Request: Pick out each line in these entries that contains the string "scrollbar".

★ ★ ★

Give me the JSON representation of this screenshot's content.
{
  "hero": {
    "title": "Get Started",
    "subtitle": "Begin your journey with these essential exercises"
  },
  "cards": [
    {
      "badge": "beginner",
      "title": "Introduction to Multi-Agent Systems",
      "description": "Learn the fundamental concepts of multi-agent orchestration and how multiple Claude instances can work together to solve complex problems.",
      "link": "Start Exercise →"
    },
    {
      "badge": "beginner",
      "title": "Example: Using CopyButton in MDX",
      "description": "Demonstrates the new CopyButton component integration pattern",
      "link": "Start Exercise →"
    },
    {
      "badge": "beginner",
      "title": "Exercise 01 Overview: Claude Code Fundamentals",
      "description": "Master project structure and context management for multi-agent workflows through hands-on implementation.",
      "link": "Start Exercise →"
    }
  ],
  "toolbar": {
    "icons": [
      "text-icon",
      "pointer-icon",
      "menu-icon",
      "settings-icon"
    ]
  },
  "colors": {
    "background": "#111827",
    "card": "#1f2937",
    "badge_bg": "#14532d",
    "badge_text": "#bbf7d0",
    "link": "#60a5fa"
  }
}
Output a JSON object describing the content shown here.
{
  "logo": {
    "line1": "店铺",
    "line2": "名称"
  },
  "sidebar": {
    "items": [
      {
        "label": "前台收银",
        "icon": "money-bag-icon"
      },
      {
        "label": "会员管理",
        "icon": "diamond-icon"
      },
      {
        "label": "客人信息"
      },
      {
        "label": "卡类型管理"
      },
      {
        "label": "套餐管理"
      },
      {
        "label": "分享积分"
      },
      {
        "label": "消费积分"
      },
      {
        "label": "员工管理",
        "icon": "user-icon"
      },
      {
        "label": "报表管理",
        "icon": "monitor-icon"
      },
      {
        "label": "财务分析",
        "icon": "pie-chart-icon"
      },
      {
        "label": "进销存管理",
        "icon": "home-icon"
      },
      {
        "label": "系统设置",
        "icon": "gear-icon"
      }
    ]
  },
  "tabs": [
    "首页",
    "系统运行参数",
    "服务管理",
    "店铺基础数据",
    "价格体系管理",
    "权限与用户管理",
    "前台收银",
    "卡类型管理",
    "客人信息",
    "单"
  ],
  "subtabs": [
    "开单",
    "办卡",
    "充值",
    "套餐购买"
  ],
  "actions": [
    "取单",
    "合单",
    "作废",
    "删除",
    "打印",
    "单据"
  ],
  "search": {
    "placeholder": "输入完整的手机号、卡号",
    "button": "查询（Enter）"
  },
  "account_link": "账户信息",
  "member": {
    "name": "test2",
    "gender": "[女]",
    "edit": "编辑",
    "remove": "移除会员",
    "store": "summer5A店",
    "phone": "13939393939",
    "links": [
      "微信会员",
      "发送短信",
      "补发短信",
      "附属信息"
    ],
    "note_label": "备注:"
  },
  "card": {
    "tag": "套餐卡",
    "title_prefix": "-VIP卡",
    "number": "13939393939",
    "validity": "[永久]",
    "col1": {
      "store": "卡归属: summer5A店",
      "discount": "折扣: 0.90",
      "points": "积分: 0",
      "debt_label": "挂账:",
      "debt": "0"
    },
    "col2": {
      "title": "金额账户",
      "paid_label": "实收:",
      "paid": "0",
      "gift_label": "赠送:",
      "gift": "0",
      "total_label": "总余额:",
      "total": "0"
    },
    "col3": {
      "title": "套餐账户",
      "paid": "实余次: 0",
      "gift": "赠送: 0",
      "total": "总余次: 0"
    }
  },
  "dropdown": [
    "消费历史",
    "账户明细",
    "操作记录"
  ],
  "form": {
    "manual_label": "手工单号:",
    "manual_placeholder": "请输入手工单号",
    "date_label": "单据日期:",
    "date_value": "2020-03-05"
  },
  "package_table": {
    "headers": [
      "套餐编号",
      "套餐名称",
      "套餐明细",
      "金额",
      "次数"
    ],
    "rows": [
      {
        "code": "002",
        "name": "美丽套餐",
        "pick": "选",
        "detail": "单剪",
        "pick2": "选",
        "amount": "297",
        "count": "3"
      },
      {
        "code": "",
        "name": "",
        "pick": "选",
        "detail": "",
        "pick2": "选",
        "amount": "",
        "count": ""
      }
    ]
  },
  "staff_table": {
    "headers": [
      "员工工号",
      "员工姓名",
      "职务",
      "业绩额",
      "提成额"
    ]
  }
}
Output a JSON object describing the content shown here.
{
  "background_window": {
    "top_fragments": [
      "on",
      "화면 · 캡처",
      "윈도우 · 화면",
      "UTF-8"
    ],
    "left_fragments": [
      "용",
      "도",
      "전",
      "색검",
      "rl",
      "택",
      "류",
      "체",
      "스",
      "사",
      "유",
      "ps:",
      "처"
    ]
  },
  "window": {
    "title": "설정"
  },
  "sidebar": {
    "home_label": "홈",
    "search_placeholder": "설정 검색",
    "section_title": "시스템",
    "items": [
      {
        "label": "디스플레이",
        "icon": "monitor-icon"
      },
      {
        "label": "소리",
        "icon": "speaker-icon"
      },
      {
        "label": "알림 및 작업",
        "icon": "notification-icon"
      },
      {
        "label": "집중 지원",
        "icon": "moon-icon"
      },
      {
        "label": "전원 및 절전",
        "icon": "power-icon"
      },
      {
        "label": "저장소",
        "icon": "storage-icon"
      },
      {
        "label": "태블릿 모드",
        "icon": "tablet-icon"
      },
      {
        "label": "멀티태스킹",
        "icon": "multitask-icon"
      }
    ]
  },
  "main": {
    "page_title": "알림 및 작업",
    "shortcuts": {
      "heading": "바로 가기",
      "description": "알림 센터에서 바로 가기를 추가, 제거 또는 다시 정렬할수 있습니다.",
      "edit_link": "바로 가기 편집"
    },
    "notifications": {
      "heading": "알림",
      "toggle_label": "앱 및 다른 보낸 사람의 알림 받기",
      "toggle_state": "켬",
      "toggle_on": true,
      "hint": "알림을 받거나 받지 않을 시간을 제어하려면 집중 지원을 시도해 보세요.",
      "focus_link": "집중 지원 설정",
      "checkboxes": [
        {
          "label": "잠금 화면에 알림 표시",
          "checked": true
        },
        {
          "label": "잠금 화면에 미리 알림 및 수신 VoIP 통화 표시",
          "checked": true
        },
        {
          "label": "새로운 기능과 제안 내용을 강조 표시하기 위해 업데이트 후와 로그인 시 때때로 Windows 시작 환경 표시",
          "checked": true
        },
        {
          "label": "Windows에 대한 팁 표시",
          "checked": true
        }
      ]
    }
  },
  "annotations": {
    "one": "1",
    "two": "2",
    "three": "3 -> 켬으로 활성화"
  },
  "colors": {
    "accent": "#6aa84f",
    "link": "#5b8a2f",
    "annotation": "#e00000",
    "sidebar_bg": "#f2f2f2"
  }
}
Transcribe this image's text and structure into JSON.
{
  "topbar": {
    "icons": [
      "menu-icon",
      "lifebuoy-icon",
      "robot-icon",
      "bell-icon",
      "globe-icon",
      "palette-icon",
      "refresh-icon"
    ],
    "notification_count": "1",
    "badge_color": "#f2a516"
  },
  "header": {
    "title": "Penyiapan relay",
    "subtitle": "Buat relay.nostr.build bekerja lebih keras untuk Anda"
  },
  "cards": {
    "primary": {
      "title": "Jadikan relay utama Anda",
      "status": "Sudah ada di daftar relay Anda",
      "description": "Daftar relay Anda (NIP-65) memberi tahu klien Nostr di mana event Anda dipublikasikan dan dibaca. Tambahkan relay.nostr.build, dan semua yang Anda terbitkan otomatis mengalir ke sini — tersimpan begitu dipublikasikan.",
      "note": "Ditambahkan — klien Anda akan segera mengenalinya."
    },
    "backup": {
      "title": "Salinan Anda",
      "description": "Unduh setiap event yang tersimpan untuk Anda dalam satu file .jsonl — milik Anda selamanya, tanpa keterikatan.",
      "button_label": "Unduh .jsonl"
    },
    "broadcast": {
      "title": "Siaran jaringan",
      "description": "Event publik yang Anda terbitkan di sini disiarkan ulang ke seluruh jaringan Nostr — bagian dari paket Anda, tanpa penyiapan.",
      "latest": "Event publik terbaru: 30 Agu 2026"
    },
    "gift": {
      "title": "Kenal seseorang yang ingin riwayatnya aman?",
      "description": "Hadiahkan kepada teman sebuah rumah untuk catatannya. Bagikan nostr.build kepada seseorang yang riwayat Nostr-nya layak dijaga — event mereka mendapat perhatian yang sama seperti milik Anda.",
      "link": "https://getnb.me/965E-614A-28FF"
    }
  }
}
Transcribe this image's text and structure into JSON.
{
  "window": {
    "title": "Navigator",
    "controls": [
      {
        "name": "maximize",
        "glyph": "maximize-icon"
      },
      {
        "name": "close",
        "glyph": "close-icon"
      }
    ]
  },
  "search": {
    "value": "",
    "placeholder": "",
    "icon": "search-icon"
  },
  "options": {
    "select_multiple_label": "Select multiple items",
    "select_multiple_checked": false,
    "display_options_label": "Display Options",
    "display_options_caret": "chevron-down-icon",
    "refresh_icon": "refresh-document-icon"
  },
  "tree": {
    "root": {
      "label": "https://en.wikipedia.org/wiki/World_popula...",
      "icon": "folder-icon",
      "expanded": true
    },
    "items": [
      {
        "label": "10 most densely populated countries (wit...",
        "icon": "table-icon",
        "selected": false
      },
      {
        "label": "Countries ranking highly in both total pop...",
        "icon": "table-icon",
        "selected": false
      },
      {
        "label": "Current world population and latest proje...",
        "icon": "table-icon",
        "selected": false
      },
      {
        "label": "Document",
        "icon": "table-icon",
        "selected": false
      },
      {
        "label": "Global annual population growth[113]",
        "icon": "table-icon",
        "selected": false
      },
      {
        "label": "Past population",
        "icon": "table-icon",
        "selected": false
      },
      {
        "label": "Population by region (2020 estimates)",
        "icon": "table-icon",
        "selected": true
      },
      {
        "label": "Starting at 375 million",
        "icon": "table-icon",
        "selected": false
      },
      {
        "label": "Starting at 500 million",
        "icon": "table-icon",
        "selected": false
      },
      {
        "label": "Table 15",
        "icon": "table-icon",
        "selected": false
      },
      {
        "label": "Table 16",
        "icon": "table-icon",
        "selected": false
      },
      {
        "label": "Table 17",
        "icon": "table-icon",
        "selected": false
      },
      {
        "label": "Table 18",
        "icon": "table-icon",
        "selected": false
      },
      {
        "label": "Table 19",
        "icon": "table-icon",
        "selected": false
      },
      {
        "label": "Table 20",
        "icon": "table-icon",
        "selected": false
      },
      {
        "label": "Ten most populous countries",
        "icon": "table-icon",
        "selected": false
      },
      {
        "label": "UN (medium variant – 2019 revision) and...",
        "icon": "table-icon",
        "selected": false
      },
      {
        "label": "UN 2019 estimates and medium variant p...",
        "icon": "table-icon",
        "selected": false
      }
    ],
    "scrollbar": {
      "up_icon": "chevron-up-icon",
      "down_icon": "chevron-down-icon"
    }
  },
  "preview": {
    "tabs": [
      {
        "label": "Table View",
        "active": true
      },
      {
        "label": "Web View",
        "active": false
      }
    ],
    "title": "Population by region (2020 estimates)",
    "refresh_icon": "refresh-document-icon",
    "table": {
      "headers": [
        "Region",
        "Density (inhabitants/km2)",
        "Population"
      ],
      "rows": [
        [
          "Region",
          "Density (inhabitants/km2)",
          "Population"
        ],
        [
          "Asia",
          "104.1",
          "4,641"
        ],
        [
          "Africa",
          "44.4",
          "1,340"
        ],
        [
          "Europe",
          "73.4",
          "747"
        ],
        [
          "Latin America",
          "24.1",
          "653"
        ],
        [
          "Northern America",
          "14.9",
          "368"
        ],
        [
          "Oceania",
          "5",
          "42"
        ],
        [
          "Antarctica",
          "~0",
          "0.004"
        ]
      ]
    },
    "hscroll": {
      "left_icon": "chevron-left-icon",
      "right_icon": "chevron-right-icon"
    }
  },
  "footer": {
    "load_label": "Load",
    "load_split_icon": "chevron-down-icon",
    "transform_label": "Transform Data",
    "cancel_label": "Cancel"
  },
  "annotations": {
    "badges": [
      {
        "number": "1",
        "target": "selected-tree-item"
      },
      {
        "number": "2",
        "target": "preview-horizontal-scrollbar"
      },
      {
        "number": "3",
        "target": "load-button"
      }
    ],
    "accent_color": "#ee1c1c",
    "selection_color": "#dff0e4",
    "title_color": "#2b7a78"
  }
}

★ ★ ★

Exercise answer:
    "scrollbar": {
        "target": "preview-horizontal-scrollbar"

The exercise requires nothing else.